[START Listing]

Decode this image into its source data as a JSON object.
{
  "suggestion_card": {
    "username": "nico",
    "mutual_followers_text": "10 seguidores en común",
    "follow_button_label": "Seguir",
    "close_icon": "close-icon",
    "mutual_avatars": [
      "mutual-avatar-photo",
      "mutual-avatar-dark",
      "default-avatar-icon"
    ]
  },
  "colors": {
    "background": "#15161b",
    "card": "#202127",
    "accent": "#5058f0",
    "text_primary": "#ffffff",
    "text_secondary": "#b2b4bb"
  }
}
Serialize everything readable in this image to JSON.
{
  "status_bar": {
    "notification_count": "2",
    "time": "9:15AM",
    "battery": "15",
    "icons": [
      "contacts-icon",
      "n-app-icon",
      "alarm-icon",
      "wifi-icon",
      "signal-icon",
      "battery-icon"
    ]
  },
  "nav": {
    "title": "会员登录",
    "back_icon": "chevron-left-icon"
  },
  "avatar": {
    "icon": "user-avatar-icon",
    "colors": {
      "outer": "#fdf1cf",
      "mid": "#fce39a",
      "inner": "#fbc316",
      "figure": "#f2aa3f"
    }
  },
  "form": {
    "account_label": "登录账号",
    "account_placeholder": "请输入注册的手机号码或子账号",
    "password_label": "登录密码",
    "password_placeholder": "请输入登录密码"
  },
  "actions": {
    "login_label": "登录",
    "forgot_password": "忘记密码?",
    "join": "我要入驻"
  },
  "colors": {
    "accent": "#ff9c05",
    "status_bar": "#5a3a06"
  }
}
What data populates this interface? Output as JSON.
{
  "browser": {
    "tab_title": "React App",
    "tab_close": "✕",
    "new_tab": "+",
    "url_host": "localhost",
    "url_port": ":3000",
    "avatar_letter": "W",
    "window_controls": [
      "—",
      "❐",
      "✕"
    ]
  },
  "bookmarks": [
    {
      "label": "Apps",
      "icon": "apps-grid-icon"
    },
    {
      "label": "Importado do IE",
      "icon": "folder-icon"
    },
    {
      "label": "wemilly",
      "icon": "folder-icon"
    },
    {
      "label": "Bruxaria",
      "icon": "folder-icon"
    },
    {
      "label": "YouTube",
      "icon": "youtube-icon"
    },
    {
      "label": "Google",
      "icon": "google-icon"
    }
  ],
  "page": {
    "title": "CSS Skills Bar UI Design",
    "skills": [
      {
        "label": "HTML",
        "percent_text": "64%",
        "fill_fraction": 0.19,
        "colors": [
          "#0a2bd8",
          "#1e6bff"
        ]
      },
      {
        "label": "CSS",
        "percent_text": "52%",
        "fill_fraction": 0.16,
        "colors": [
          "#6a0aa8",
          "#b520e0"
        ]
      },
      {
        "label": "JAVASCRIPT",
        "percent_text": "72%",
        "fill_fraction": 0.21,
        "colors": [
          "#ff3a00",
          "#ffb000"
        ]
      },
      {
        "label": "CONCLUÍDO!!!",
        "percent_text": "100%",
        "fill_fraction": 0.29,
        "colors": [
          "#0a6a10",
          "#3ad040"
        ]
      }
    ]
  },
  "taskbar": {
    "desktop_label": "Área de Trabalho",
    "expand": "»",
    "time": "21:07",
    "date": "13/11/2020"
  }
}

[END Listing]

- Exercise objective -
Your task is to collect every line above that contains the word "image".

- Solution to this exercise -
Decode this image into its source data as a JSON object.
Serialize everything readable in this image to JSON.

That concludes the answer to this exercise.